> _The request_: Go through the data below line by line and count those containing the word "องศาเซลเซ". Reply with the count only.

>> start Records for this task

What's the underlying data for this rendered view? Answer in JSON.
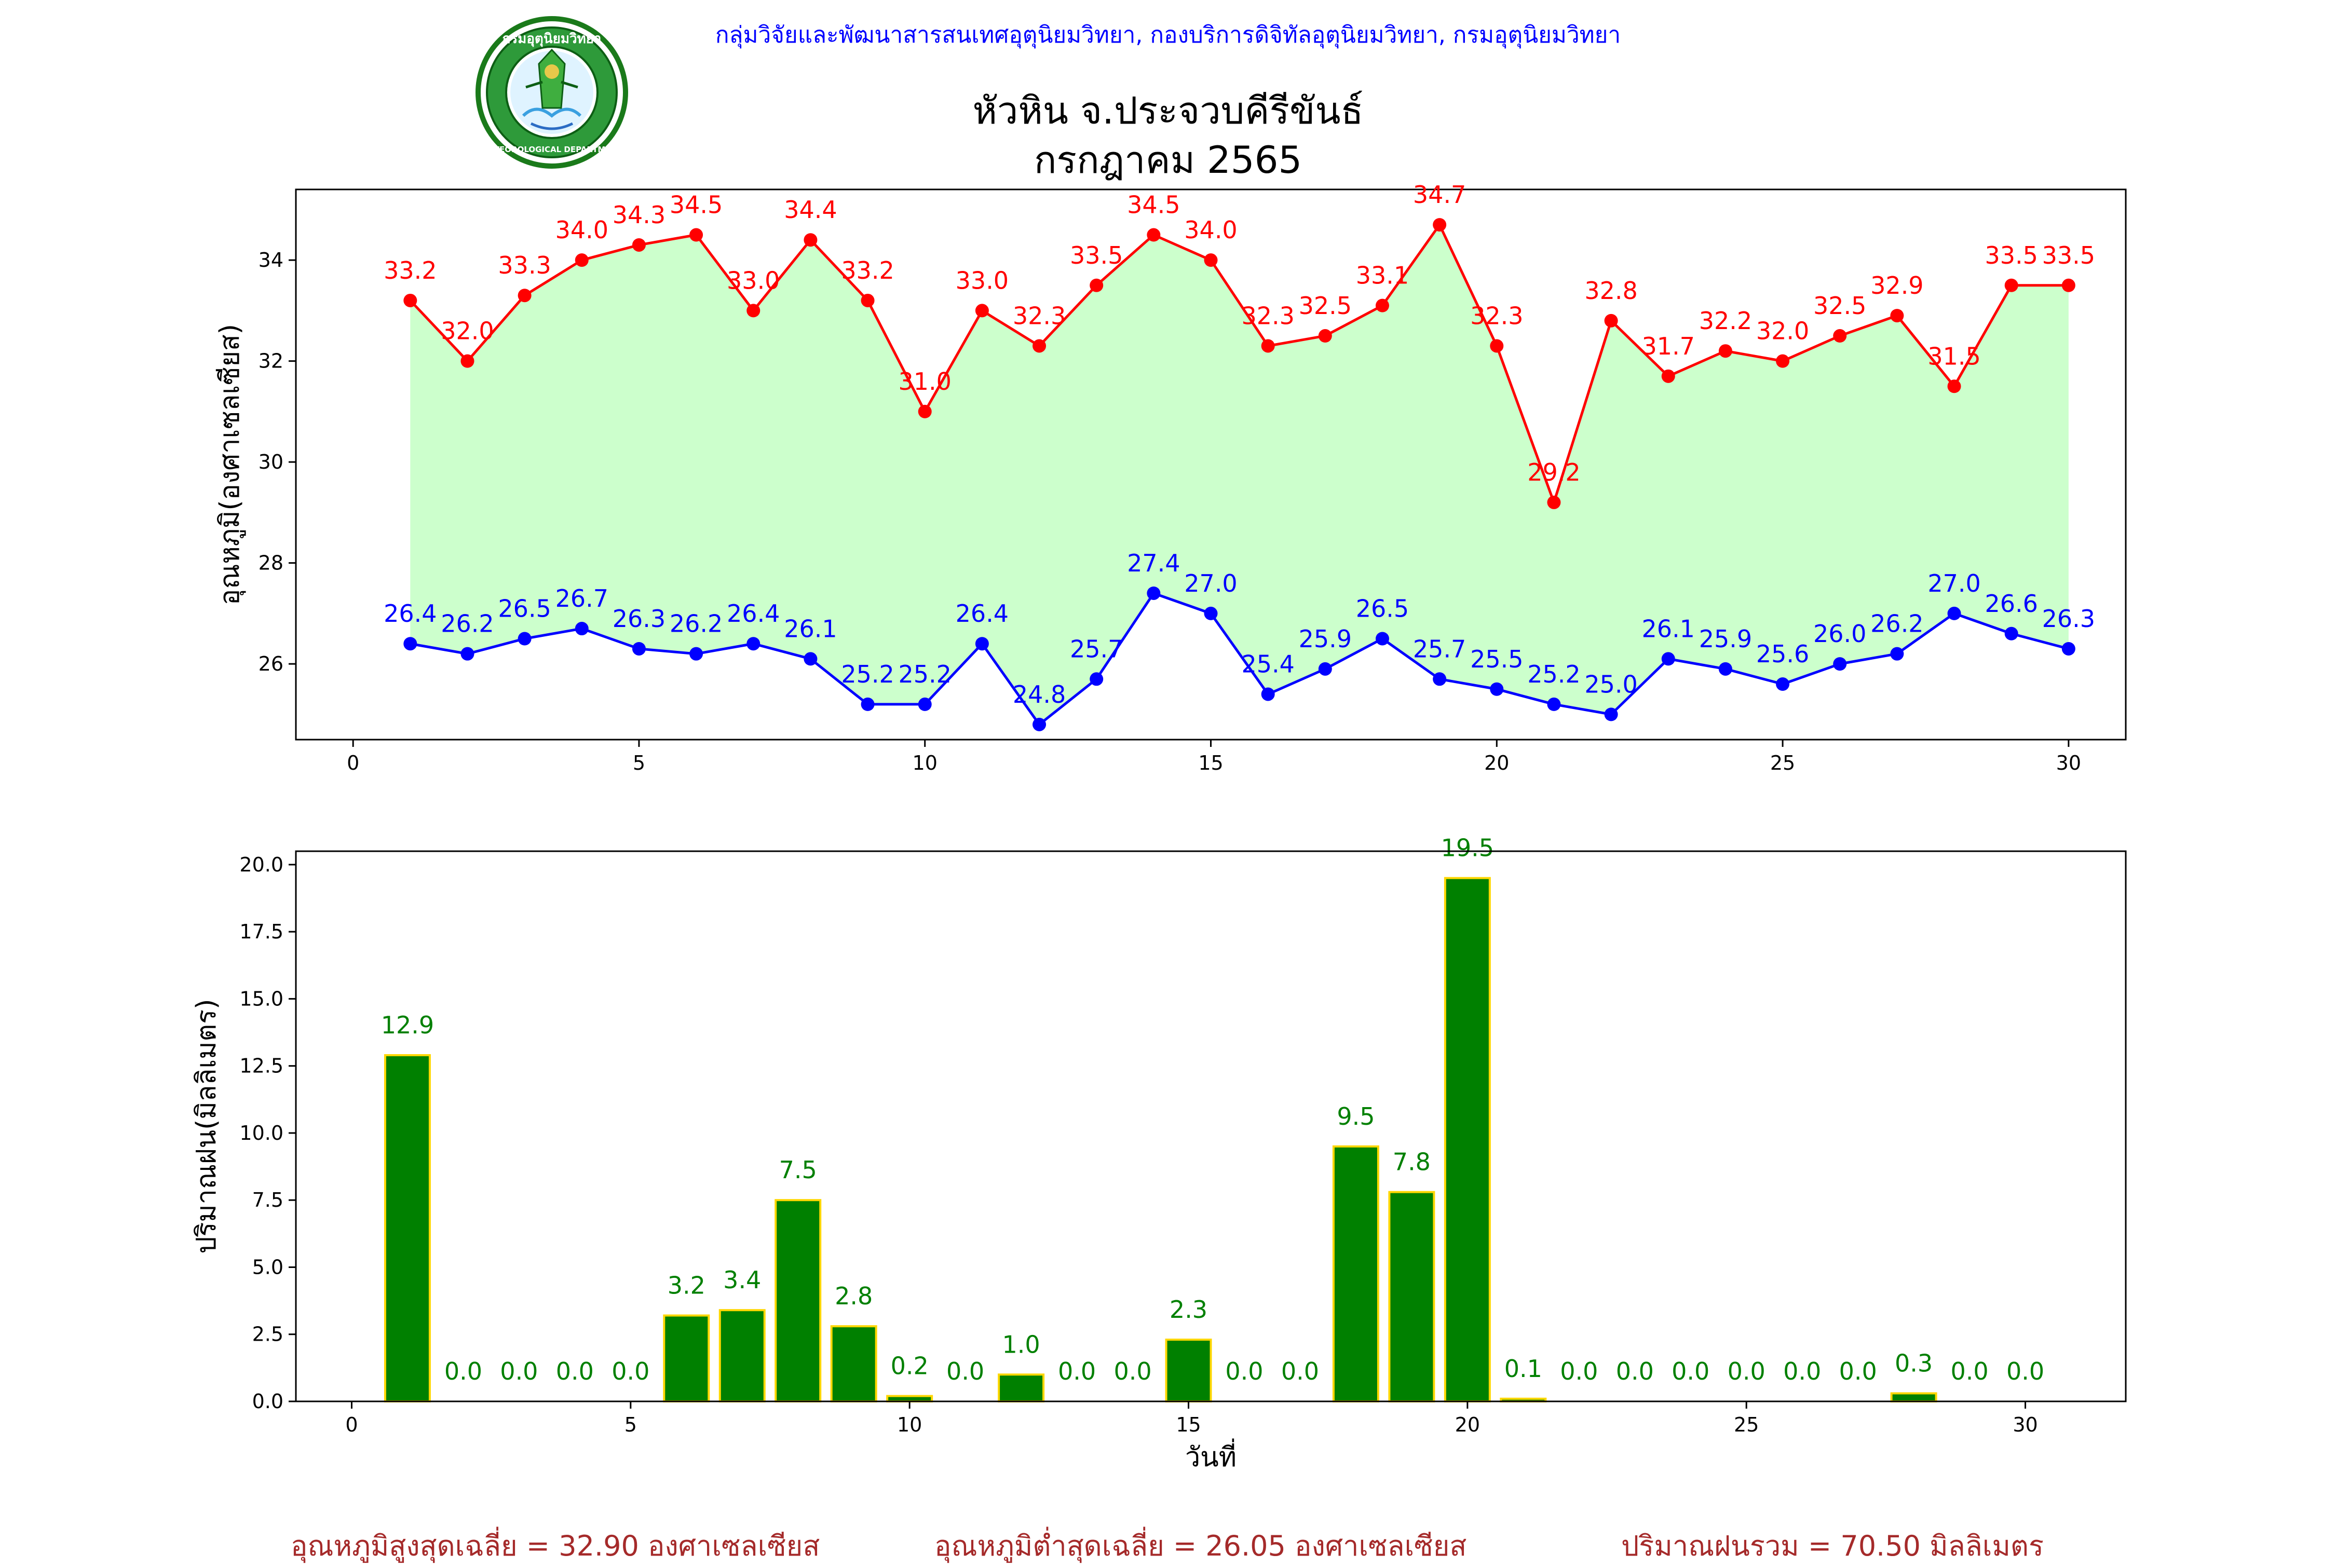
{
  "header": {
    "department": "กลุ่มวิจัยและพัฒนาสารสนเทศอุตุนิยมวิทยา, กองบริการดิจิทัลอุตุนิยมวิทยา, กรมอุตุนิยมวิทยา",
    "title_line1": "หัวหิน จ.ประจวบคีรีขันธ์",
    "title_line2": "กรกฎาคม 2565",
    "logo_text_top": "กรมอุตุนิยมวิทยา",
    "logo_text_bottom": "METEOROLOGICAL DEPARTMENT"
  },
  "colors": {
    "max_line": "#ff0000",
    "min_line": "#0000ff",
    "fill_between": "#ccffcc",
    "bar_fill": "#008000",
    "bar_edge": "#ffd700",
    "bar_label": "#008000",
    "header_text": "#0000ff",
    "footer_text": "#a52a2a"
  },
  "chart_data": [
    {
      "type": "line",
      "ylabel": "อุณหภูมิ(องศาเซลเซียส)",
      "xlabel": "",
      "xlim": [
        -1,
        31
      ],
      "ylim": [
        24.5,
        35.4
      ],
      "xticks": [
        0,
        5,
        10,
        15,
        20,
        25,
        30
      ],
      "yticks": [
        26,
        28,
        30,
        32,
        34
      ],
      "x": [
        1,
        2,
        3,
        4,
        5,
        6,
        7,
        8,
        9,
        10,
        11,
        12,
        13,
        14,
        15,
        16,
        17,
        18,
        19,
        20,
        21,
        22,
        23,
        24,
        25,
        26,
        27,
        28,
        29,
        30
      ],
      "series": [
        {
          "values": [
            33.2,
            32.0,
            33.3,
            34.0,
            34.3,
            34.5,
            33.0,
            34.4,
            33.2,
            31.0,
            33.0,
            32.3,
            33.5,
            34.5,
            34.0,
            32.3,
            32.5,
            33.1,
            34.7,
            32.3,
            29.2,
            32.8,
            31.7,
            32.2,
            32.0,
            32.5,
            32.9,
            31.5,
            33.5,
            33.5
          ],
          "labels": [
            "33.2",
            "32.0",
            "33.3",
            "34.0",
            "34.3",
            "34.5",
            "33.0",
            "34.4",
            "33.2",
            "31.0",
            "33.0",
            "32.3",
            "33.5",
            "34.5",
            "34.0",
            "32.3",
            "32.5",
            "33.1",
            "34.7",
            "32.3",
            "29.2",
            "32.8",
            "31.7",
            "32.2",
            "32.0",
            "32.5",
            "32.9",
            "31.5",
            "33.5",
            "33.5"
          ]
        },
        {
          "values": [
            26.4,
            26.2,
            26.5,
            26.7,
            26.3,
            26.2,
            26.4,
            26.1,
            25.2,
            25.2,
            26.4,
            24.8,
            25.7,
            27.4,
            27.0,
            25.4,
            25.9,
            26.5,
            25.7,
            25.5,
            25.2,
            25.0,
            26.1,
            25.9,
            25.6,
            26.0,
            26.2,
            27.0,
            26.6,
            26.3
          ],
          "labels": [
            "26.4",
            "26.2",
            "26.5",
            "26.7",
            "26.3",
            "26.2",
            "26.4",
            "26.1",
            "25.2",
            "25.2",
            "26.4",
            "24.8",
            "25.7",
            "27.4",
            "27.0",
            "25.4",
            "25.9",
            "26.5",
            "25.7",
            "25.5",
            "25.2",
            "25.0",
            "26.1",
            "25.9",
            "25.6",
            "26.0",
            "26.2",
            "27.0",
            "26.6",
            "26.3"
          ]
        }
      ]
    },
    {
      "type": "bar",
      "ylabel": "ปริมาณฝน(มิลลิเมตร)",
      "xlabel": "วันที่",
      "xlim": [
        -1,
        31.8
      ],
      "ylim": [
        0,
        20.5
      ],
      "xticks": [
        0,
        5,
        10,
        15,
        20,
        25,
        30
      ],
      "yticks": [
        0.0,
        2.5,
        5.0,
        7.5,
        10.0,
        12.5,
        15.0,
        17.5,
        20.0
      ],
      "ytick_labels": [
        "0.0",
        "2.5",
        "5.0",
        "7.5",
        "10.0",
        "12.5",
        "15.0",
        "17.5",
        "20.0"
      ],
      "x": [
        1,
        2,
        3,
        4,
        5,
        6,
        7,
        8,
        9,
        10,
        11,
        12,
        13,
        14,
        15,
        16,
        17,
        18,
        19,
        20,
        21,
        22,
        23,
        24,
        25,
        26,
        27,
        28,
        29,
        30
      ],
      "values": [
        12.9,
        0.0,
        0.0,
        0.0,
        0.0,
        3.2,
        3.4,
        7.5,
        2.8,
        0.2,
        0.0,
        1.0,
        0.0,
        0.0,
        2.3,
        0.0,
        0.0,
        9.5,
        7.8,
        19.5,
        0.1,
        0.0,
        0.0,
        0.0,
        0.0,
        0.0,
        0.0,
        0.3,
        0.0,
        0.0
      ],
      "labels": [
        "12.9",
        "0.0",
        "0.0",
        "0.0",
        "0.0",
        "3.2",
        "3.4",
        "7.5",
        "2.8",
        "0.2",
        "0.0",
        "1.0",
        "0.0",
        "0.0",
        "2.3",
        "0.0",
        "0.0",
        "9.5",
        "7.8",
        "19.5",
        "0.1",
        "0.0",
        "0.0",
        "0.0",
        "0.0",
        "0.0",
        "0.0",
        "0.3",
        "0.0",
        "0.0"
      ]
    }
  ],
  "footer": {
    "avg_max": "อุณหภูมิสูงสุดเฉลี่ย = 32.90 องศาเซลเซียส",
    "avg_min": "อุณหภูมิต่ำสุดเฉลี่ย = 26.05 องศาเซลเซียส",
    "total_rain": "ปริมาณฝนรวม = 70.50 มิลลิเมตร"
  }
}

>> end Records for this task

> _Exercise solution_: 3